- _WRITTEN PROBLEM_
Report the count of lines that carry the string "title", and add nothing.
--- Start of RECORDS ---
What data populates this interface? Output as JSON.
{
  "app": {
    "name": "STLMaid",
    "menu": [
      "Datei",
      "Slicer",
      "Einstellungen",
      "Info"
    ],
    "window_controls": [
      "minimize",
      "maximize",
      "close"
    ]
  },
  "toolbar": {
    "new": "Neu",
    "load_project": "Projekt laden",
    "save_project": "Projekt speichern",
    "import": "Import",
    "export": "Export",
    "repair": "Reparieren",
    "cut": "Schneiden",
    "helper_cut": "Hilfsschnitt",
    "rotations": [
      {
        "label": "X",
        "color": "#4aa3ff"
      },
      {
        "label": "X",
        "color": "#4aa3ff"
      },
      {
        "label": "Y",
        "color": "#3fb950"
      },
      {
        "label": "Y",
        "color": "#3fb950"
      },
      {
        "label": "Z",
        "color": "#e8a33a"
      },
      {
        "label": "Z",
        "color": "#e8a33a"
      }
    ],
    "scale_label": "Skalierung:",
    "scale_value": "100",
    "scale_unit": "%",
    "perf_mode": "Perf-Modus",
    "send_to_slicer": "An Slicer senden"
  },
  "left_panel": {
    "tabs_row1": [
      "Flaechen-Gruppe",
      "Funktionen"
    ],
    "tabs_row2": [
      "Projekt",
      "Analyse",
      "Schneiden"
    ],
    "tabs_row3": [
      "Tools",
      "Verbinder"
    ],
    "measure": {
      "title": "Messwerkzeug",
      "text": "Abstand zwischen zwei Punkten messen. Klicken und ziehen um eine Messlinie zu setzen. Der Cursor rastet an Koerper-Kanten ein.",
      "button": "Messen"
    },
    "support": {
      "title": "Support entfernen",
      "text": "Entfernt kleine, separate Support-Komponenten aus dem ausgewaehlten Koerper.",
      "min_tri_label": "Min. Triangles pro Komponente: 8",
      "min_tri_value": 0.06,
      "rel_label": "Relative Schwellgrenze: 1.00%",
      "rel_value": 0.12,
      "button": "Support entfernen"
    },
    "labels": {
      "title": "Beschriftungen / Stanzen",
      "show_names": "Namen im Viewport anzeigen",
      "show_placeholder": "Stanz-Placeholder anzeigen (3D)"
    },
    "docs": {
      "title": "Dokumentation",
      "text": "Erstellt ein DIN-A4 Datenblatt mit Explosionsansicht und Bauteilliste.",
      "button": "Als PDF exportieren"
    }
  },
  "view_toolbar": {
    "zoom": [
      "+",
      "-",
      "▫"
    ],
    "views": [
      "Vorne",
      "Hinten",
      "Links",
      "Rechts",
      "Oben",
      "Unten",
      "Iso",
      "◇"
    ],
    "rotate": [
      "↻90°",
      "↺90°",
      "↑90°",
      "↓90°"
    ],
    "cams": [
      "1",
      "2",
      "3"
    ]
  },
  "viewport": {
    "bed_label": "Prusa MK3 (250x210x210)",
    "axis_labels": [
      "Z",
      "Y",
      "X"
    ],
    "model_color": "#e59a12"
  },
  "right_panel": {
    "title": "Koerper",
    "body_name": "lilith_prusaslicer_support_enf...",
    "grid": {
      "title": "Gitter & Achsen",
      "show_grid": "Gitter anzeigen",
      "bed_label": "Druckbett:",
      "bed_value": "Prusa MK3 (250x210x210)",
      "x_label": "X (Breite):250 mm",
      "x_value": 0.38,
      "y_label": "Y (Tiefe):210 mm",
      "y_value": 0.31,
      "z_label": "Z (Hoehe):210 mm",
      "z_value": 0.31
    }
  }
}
--- End of RECORDS ---
- _RESPONSE TO THIS EXERCISE_
6